§ Request
Quote every line of the items below verbatim, with no change to any character.

§ Exercise material

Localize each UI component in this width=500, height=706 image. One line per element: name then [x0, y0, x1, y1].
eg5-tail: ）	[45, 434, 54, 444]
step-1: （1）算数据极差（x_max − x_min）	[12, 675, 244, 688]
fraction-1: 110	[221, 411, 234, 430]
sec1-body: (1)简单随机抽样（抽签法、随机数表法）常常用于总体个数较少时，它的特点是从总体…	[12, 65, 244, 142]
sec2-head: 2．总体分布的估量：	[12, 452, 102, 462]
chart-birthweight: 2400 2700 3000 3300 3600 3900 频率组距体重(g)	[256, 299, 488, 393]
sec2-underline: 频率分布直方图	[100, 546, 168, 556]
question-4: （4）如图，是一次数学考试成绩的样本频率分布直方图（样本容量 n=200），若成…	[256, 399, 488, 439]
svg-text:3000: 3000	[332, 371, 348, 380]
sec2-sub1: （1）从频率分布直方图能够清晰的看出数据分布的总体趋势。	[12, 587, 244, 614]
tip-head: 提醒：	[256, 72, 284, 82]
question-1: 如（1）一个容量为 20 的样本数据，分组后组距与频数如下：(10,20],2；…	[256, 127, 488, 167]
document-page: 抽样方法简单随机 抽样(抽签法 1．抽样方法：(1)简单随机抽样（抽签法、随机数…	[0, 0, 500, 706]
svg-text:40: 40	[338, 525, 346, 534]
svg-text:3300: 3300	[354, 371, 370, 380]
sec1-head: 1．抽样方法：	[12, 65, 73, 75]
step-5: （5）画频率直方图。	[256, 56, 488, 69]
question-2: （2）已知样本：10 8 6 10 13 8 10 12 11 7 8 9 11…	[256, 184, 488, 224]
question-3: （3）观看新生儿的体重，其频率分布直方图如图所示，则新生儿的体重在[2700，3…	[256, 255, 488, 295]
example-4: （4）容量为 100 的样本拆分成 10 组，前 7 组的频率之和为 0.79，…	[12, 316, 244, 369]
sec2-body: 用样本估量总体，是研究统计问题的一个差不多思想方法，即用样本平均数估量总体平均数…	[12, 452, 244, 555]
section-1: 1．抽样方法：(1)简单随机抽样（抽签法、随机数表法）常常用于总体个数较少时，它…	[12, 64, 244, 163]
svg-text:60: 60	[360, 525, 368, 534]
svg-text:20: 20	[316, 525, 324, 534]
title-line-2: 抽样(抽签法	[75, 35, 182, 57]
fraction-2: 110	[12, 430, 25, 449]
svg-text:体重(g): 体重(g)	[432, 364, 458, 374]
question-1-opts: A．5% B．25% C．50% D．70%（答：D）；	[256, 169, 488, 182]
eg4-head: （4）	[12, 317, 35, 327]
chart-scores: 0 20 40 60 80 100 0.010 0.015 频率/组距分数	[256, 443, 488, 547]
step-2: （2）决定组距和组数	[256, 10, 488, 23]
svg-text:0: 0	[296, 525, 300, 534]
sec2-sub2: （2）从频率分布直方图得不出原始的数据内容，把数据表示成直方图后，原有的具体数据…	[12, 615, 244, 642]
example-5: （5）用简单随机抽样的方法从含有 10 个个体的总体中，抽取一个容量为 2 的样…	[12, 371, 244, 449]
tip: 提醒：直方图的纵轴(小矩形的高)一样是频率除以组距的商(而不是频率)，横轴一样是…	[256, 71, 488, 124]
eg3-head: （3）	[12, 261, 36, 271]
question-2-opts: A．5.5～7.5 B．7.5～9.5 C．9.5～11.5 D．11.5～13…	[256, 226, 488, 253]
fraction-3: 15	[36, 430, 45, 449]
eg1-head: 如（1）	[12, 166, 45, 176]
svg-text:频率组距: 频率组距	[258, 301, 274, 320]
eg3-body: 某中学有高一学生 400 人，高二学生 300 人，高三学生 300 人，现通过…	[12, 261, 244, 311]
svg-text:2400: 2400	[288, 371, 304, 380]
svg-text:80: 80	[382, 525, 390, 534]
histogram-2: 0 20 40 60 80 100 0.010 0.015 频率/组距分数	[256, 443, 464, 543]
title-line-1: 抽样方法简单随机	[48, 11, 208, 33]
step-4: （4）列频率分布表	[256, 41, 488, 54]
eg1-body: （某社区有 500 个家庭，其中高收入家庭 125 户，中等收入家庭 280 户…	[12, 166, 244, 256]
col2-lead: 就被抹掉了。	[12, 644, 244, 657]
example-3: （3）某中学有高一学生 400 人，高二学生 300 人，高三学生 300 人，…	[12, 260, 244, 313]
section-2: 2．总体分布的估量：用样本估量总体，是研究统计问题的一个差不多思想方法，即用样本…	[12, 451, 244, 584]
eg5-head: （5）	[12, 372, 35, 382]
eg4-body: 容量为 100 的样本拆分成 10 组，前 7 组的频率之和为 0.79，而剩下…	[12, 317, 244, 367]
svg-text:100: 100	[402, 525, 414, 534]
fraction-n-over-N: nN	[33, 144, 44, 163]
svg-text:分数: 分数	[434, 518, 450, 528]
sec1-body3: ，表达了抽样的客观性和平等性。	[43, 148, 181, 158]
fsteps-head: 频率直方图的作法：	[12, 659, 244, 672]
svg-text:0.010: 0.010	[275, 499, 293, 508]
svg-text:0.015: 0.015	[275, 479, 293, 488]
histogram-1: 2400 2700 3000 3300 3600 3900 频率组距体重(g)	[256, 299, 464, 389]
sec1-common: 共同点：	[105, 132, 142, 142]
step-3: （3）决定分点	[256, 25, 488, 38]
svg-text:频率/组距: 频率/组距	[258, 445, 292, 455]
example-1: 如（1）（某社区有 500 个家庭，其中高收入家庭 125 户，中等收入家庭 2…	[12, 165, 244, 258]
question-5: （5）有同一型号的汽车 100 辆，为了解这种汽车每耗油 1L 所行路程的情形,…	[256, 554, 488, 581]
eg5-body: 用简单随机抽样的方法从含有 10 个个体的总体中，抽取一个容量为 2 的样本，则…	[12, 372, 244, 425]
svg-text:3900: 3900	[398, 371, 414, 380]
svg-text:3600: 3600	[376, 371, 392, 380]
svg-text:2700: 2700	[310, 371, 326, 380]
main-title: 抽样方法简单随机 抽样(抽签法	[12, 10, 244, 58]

§ Full response
Localize each UI component in this width=500, height=706 image. One line per element: name then [x0, y0, x1, y1].
eg5-tail: ）	[45, 434, 54, 444]
step-1: （1）算数据极差（x_max − x_min）	[12, 675, 244, 688]
fraction-1: 110	[221, 411, 234, 430]
sec1-body: (1)简单随机抽样（抽签法、随机数表法）常常用于总体个数较少时，它的特点是从总体…	[12, 65, 244, 142]
sec2-head: 2．总体分布的估量：	[12, 452, 102, 462]
chart-birthweight: 2400 2700 3000 3300 3600 3900 频率组距体重(g)	[256, 299, 488, 393]
sec2-underline: 频率分布直方图	[100, 546, 168, 556]
question-4: （4）如图，是一次数学考试成绩的样本频率分布直方图（样本容量 n=200），若成…	[256, 399, 488, 439]
svg-text:3000: 3000	[332, 371, 348, 380]
sec2-sub1: （1）从频率分布直方图能够清晰的看出数据分布的总体趋势。	[12, 587, 244, 614]
tip-head: 提醒：	[256, 72, 284, 82]
question-1: 如（1）一个容量为 20 的样本数据，分组后组距与频数如下：(10,20],2；…	[256, 127, 488, 167]
document-page: 抽样方法简单随机 抽样(抽签法 1．抽样方法：(1)简单随机抽样（抽签法、随机数…	[0, 0, 500, 706]
svg-text:40: 40	[338, 525, 346, 534]
svg-text:3300: 3300	[354, 371, 370, 380]
sec1-head: 1．抽样方法：	[12, 65, 73, 75]
step-5: （5）画频率直方图。	[256, 56, 488, 69]
question-2: （2）已知样本：10 8 6 10 13 8 10 12 11 7 8 9 11…	[256, 184, 488, 224]
question-3: （3）观看新生儿的体重，其频率分布直方图如图所示，则新生儿的体重在[2700，3…	[256, 255, 488, 295]
example-4: （4）容量为 100 的样本拆分成 10 组，前 7 组的频率之和为 0.79，…	[12, 316, 244, 369]
sec2-body: 用样本估量总体，是研究统计问题的一个差不多思想方法，即用样本平均数估量总体平均数…	[12, 452, 244, 555]
section-1: 1．抽样方法：(1)简单随机抽样（抽签法、随机数表法）常常用于总体个数较少时，它…	[12, 64, 244, 163]
svg-text:60: 60	[360, 525, 368, 534]
svg-text:20: 20	[316, 525, 324, 534]
title-line-2: 抽样(抽签法	[75, 35, 182, 57]
fraction-2: 110	[12, 430, 25, 449]
svg-text:体重(g): 体重(g)	[432, 364, 458, 374]
question-1-opts: A．5% B．25% C．50% D．70%（答：D）；	[256, 169, 488, 182]
eg4-head: （4）	[12, 317, 35, 327]
chart-scores: 0 20 40 60 80 100 0.010 0.015 频率/组距分数	[256, 443, 488, 547]
step-2: （2）决定组距和组数	[256, 10, 488, 23]
svg-text:0: 0	[296, 525, 300, 534]
sec2-sub2: （2）从频率分布直方图得不出原始的数据内容，把数据表示成直方图后，原有的具体数据…	[12, 615, 244, 642]
example-5: （5）用简单随机抽样的方法从含有 10 个个体的总体中，抽取一个容量为 2 的样…	[12, 371, 244, 449]
tip: 提醒：直方图的纵轴(小矩形的高)一样是频率除以组距的商(而不是频率)，横轴一样是…	[256, 71, 488, 124]
eg3-head: （3）	[12, 261, 36, 271]
question-2-opts: A．5.5～7.5 B．7.5～9.5 C．9.5～11.5 D．11.5～13…	[256, 226, 488, 253]
fraction-3: 15	[36, 430, 45, 449]
eg1-head: 如（1）	[12, 166, 45, 176]
svg-text:频率组距: 频率组距	[258, 301, 274, 320]
eg3-body: 某中学有高一学生 400 人，高二学生 300 人，高三学生 300 人，现通过…	[12, 261, 244, 311]
svg-text:2400: 2400	[288, 371, 304, 380]
svg-text:80: 80	[382, 525, 390, 534]
histogram-2: 0 20 40 60 80 100 0.010 0.015 频率/组距分数	[256, 443, 464, 543]
title-line-1: 抽样方法简单随机	[48, 11, 208, 33]
step-4: （4）列频率分布表	[256, 41, 488, 54]
eg1-body: （某社区有 500 个家庭，其中高收入家庭 125 户，中等收入家庭 280 户…	[12, 166, 244, 256]
col2-lead: 就被抹掉了。	[12, 644, 244, 657]
example-3: （3）某中学有高一学生 400 人，高二学生 300 人，高三学生 300 人，…	[12, 260, 244, 313]
section-2: 2．总体分布的估量：用样本估量总体，是研究统计问题的一个差不多思想方法，即用样本…	[12, 451, 244, 584]
eg5-head: （5）	[12, 372, 35, 382]
eg4-body: 容量为 100 的样本拆分成 10 组，前 7 组的频率之和为 0.79，而剩下…	[12, 317, 244, 367]
svg-text:100: 100	[402, 525, 414, 534]
fraction-n-over-N: nN	[33, 144, 44, 163]
svg-text:分数: 分数	[434, 518, 450, 528]
sec1-body3: ，表达了抽样的客观性和平等性。	[43, 148, 181, 158]
fsteps-head: 频率直方图的作法：	[12, 659, 244, 672]
svg-text:0.010: 0.010	[275, 499, 293, 508]
svg-text:0.015: 0.015	[275, 479, 293, 488]
histogram-1: 2400 2700 3000 3300 3600 3900 频率组距体重(g)	[256, 299, 464, 389]
sec1-common: 共同点：	[105, 132, 142, 142]
step-3: （3）决定分点	[256, 25, 488, 38]
svg-text:频率/组距: 频率/组距	[258, 445, 292, 455]
example-1: 如（1）（某社区有 500 个家庭，其中高收入家庭 125 户，中等收入家庭 2…	[12, 165, 244, 258]
question-5: （5）有同一型号的汽车 100 辆，为了解这种汽车每耗油 1L 所行路程的情形,…	[256, 554, 488, 581]
eg5-body: 用简单随机抽样的方法从含有 10 个个体的总体中，抽取一个容量为 2 的样本，则…	[12, 372, 244, 425]
svg-text:3900: 3900	[398, 371, 414, 380]
svg-text:3600: 3600	[376, 371, 392, 380]
svg-text:2700: 2700	[310, 371, 326, 380]
main-title: 抽样方法简单随机 抽样(抽签法	[12, 10, 244, 58]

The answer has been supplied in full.